-- PROBLEM STATEMENT --
Give the material again in full, matching it exactly.

-- DATA TO USE --
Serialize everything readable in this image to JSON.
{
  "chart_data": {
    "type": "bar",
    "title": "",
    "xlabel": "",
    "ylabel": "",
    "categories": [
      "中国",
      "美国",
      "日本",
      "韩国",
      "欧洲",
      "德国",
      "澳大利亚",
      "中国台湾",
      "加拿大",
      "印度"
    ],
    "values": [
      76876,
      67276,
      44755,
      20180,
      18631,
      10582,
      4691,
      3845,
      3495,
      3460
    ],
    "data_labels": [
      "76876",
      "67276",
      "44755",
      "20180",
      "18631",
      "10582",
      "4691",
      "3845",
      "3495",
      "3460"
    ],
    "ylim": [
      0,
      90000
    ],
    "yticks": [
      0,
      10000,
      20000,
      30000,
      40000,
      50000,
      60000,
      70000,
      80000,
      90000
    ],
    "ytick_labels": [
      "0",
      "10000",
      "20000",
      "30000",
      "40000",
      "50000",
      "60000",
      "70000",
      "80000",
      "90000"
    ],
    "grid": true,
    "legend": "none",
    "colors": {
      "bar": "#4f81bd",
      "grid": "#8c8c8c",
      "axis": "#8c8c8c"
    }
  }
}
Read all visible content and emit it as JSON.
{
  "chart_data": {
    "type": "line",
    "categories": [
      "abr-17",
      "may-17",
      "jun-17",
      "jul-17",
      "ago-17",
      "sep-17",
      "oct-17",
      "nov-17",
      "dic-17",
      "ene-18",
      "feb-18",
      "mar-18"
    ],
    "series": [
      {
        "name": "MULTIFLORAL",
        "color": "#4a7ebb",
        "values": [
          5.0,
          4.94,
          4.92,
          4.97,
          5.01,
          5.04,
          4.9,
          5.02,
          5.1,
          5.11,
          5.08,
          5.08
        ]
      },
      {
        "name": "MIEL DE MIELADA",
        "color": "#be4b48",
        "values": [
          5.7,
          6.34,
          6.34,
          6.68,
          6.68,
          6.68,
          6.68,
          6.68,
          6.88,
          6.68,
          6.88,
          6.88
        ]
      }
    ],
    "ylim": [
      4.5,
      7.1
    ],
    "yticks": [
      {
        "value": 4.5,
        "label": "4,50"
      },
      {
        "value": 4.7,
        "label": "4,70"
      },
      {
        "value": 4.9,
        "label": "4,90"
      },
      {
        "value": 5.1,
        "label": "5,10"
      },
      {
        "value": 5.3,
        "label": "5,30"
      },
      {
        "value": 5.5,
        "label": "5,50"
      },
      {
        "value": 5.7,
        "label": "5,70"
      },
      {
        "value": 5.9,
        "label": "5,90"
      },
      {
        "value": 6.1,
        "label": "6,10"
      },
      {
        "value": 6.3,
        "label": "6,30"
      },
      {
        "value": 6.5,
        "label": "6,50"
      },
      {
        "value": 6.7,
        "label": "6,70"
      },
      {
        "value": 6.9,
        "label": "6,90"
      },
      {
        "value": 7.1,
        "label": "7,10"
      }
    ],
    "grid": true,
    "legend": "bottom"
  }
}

-- FINISHED ANSWER --
Serialize everything readable in this image to JSON.
{
  "chart_data": {
    "type": "bar",
    "title": "",
    "xlabel": "",
    "ylabel": "",
    "categories": [
      "中国",
      "美国",
      "日本",
      "韩国",
      "欧洲",
      "德国",
      "澳大利亚",
      "中国台湾",
      "加拿大",
      "印度"
    ],
    "values": [
      76876,
      67276,
      44755,
      20180,
      18631,
      10582,
      4691,
      3845,
      3495,
      3460
    ],
    "data_labels": [
      "76876",
      "67276",
      "44755",
      "20180",
      "18631",
      "10582",
      "4691",
      "3845",
      "3495",
      "3460"
    ],
    "ylim": [
      0,
      90000
    ],
    "yticks": [
      0,
      10000,
      20000,
      30000,
      40000,
      50000,
      60000,
      70000,
      80000,
      90000
    ],
    "ytick_labels": [
      "0",
      "10000",
      "20000",
      "30000",
      "40000",
      "50000",
      "60000",
      "70000",
      "80000",
      "90000"
    ],
    "grid": true,
    "legend": "none",
    "colors": {
      "bar": "#4f81bd",
      "grid": "#8c8c8c",
      "axis": "#8c8c8c"
    }
  }
}
Read all visible content and emit it as JSON.
{
  "chart_data": {
    "type": "line",
    "categories": [
      "abr-17",
      "may-17",
      "jun-17",
      "jul-17",
      "ago-17",
      "sep-17",
      "oct-17",
      "nov-17",
      "dic-17",
      "ene-18",
      "feb-18",
      "mar-18"
    ],
    "series": [
      {
        "name": "MULTIFLORAL",
        "color": "#4a7ebb",
        "values": [
          5.0,
          4.94,
          4.92,
          4.97,
          5.01,
          5.04,
          4.9,
          5.02,
          5.1,
          5.11,
          5.08,
          5.08
        ]
      },
      {
        "name": "MIEL DE MIELADA",
        "color": "#be4b48",
        "values": [
          5.7,
          6.34,
          6.34,
          6.68,
          6.68,
          6.68,
          6.68,
          6.68,
          6.88,
          6.68,
          6.88,
          6.88
        ]
      }
    ],
    "ylim": [
      4.5,
      7.1
    ],
    "yticks": [
      {
        "value": 4.5,
        "label": "4,50"
      },
      {
        "value": 4.7,
        "label": "4,70"
      },
      {
        "value": 4.9,
        "label": "4,90"
      },
      {
        "value": 5.1,
        "label": "5,10"
      },
      {
        "value": 5.3,
        "label": "5,30"
      },
      {
        "value": 5.5,
        "label": "5,50"
      },
      {
        "value": 5.7,
        "label": "5,70"
      },
      {
        "value": 5.9,
        "label": "5,90"
      },
      {
        "value": 6.1,
        "label": "6,10"
      },
      {
        "value": 6.3,
        "label": "6,30"
      },
      {
        "value": 6.5,
        "label": "6,50"
      },
      {
        "value": 6.7,
        "label": "6,70"
      },
      {
        "value": 6.9,
        "label": "6,90"
      },
      {
        "value": 7.1,
        "label": "7,10"
      }
    ],
    "grid": true,
    "legend": "bottom"
  }
}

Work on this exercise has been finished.